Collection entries
━━━━
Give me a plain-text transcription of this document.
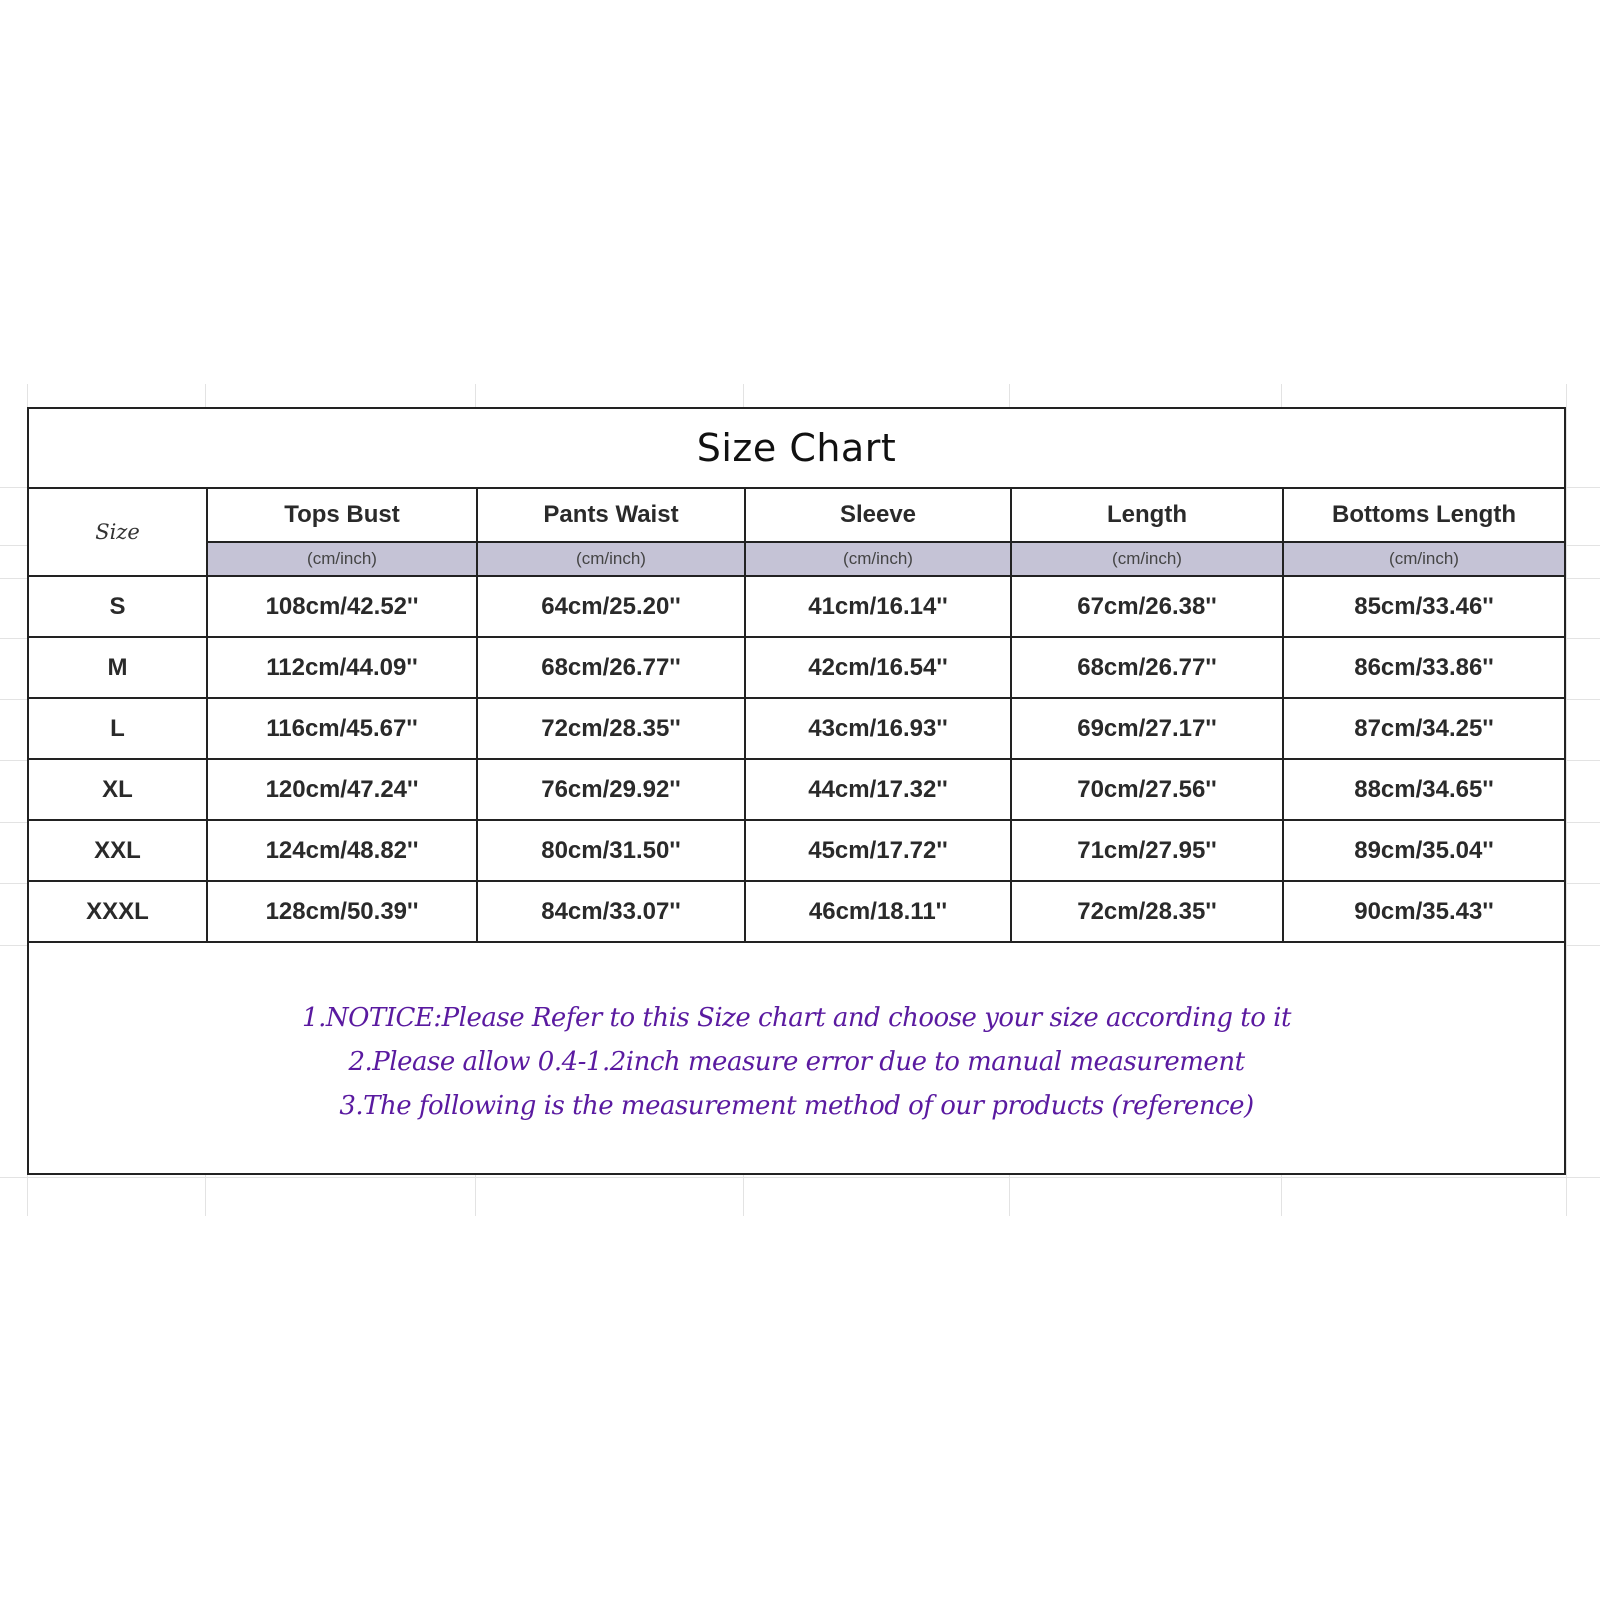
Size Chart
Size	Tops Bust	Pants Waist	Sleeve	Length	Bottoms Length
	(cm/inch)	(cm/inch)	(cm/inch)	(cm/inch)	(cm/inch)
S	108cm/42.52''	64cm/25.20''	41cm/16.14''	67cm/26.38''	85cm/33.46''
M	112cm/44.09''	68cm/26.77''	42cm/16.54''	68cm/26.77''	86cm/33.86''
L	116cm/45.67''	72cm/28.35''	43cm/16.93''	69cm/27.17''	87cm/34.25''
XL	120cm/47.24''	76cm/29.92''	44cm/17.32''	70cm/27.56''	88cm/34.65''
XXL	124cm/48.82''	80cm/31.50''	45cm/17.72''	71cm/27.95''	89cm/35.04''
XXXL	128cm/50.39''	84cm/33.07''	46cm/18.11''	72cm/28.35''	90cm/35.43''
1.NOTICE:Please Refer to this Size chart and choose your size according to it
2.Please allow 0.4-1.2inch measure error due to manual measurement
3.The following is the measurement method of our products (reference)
━━━━
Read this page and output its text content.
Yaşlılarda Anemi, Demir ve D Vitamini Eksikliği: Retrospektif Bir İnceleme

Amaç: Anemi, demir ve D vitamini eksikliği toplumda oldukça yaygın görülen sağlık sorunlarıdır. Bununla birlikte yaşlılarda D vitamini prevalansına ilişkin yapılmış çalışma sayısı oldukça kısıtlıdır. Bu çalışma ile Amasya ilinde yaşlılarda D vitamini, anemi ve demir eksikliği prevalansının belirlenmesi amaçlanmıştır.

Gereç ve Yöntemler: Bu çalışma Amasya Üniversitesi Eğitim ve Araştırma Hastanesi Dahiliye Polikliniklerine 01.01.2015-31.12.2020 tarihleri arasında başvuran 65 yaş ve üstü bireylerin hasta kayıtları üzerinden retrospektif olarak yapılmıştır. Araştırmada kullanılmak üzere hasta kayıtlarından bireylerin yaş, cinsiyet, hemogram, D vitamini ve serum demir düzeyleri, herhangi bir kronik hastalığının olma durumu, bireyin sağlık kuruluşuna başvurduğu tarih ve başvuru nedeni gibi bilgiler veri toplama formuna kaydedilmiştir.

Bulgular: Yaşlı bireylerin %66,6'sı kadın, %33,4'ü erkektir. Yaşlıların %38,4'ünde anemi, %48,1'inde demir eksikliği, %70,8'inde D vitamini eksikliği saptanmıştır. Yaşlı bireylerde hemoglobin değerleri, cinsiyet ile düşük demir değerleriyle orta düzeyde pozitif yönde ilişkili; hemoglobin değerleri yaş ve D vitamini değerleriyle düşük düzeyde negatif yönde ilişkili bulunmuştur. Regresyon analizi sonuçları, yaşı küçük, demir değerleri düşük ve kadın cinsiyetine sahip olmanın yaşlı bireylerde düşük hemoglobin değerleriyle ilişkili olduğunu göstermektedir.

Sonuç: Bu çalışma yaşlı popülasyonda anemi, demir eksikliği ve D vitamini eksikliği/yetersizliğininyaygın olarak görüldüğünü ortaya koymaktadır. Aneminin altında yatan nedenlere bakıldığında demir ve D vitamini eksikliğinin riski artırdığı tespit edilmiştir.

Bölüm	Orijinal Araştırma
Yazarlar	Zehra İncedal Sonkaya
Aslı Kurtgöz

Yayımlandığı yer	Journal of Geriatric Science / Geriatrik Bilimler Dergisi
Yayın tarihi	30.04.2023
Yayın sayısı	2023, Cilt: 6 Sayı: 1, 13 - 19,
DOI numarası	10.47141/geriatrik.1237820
━━━━
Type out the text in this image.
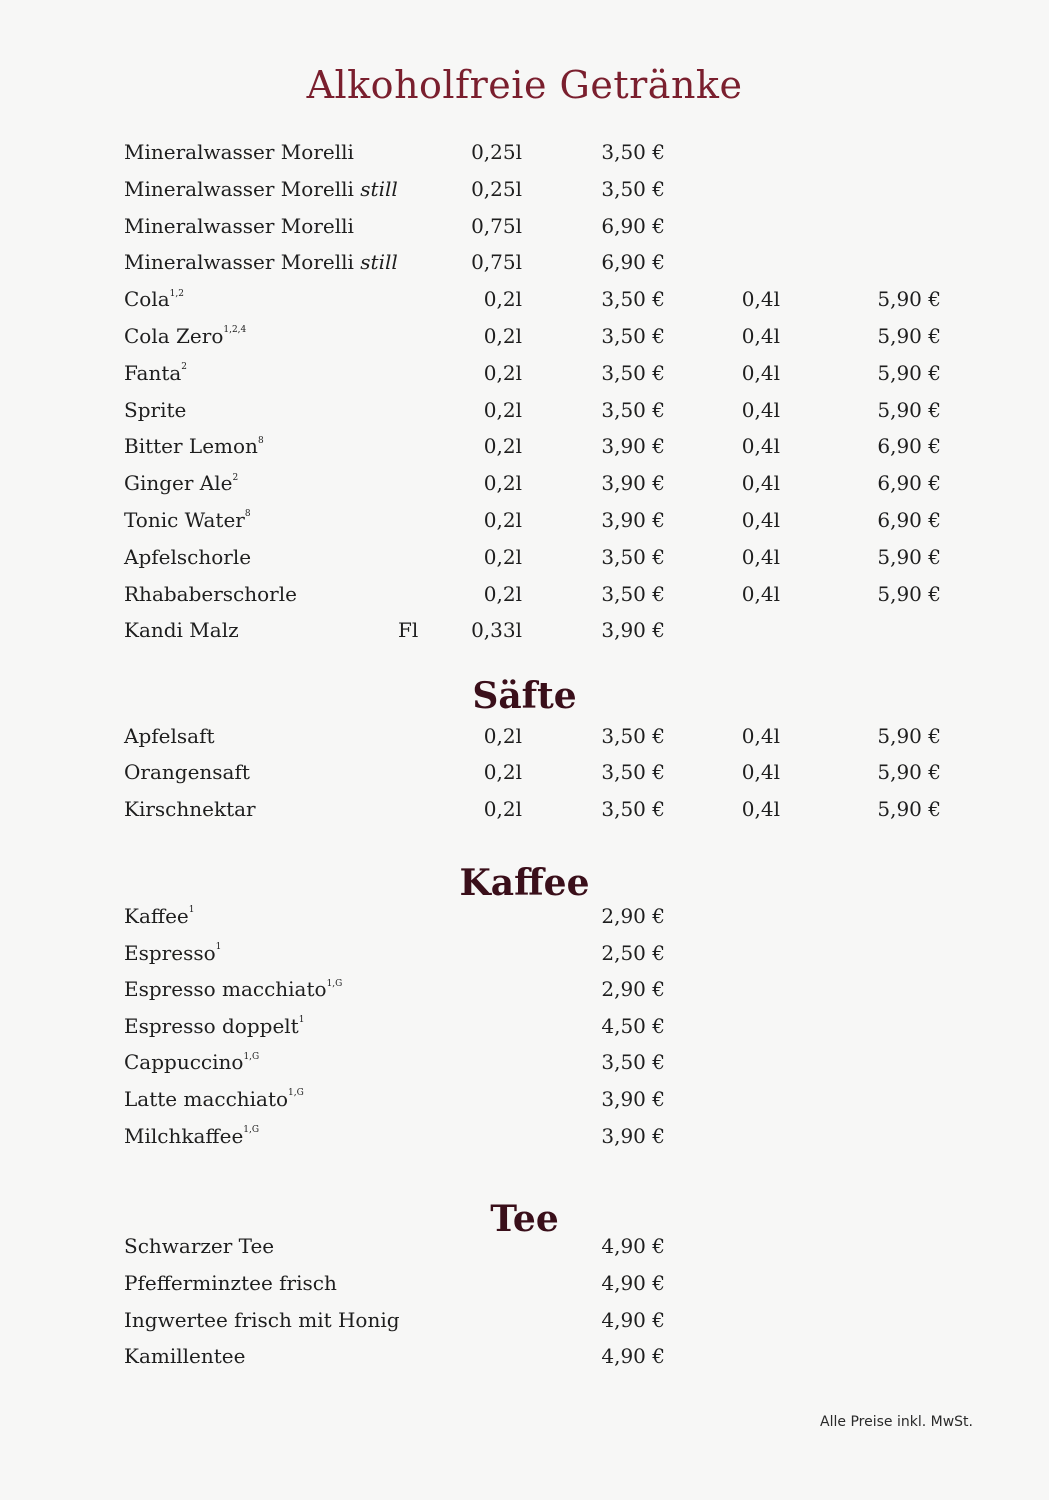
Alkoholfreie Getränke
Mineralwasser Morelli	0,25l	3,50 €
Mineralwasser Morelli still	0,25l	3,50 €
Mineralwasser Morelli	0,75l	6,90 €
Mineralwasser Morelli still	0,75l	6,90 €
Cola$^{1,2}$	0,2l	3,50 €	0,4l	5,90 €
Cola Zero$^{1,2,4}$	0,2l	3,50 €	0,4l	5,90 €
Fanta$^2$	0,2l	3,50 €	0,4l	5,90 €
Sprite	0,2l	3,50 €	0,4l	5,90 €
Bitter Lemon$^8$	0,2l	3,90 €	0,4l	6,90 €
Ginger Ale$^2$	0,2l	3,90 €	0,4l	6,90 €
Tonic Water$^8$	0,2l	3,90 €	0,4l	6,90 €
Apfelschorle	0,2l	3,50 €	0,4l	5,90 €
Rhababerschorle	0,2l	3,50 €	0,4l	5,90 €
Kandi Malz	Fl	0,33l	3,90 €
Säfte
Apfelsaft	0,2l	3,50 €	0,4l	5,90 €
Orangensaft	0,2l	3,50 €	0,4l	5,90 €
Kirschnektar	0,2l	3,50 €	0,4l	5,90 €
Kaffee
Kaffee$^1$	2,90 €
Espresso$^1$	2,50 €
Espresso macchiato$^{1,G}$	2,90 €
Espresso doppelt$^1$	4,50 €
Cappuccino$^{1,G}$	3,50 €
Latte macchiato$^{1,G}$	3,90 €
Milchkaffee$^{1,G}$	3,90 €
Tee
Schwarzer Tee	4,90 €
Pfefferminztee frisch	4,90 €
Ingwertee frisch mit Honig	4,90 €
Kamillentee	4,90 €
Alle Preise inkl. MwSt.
━━━━
TASK: Extract every line above containing the word "olarak".

SOLUTION TO THIS PROBLEM:
Gereç ve Yöntemler: Bu çalışma Amasya Üniversitesi Eğitim ve Araştırma Hastanesi Dahiliye Polikliniklerine 01.01.2015-31.12.2020 tarihleri arasında başvuran 65 yaş ve üstü bireylerin hasta kayıtları üzerinden retrospektif olarak yapılmıştır. Araştırmada kullanılmak üzere hasta kayıtlarından bireylerin yaş, cinsiyet, hemogram, D vitamini ve serum demir düzeyleri, herhangi bir kronik hastalığının olma durumu, bireyin sağlık kuruluşuna başvurduğu tarih ve başvuru nedeni gibi bilgiler veri toplama formuna kaydedilmiştir.
Sonuç: Bu çalışma yaşlı popülasyonda anemi, demir eksikliği ve D vitamini eksikliği/yetersizliğininyaygın olarak görüldüğünü ortaya koymaktadır. Aneminin altında yatan nedenlere bakıldığında demir ve D vitamini eksikliğinin riski artırdığı tespit edilmiştir.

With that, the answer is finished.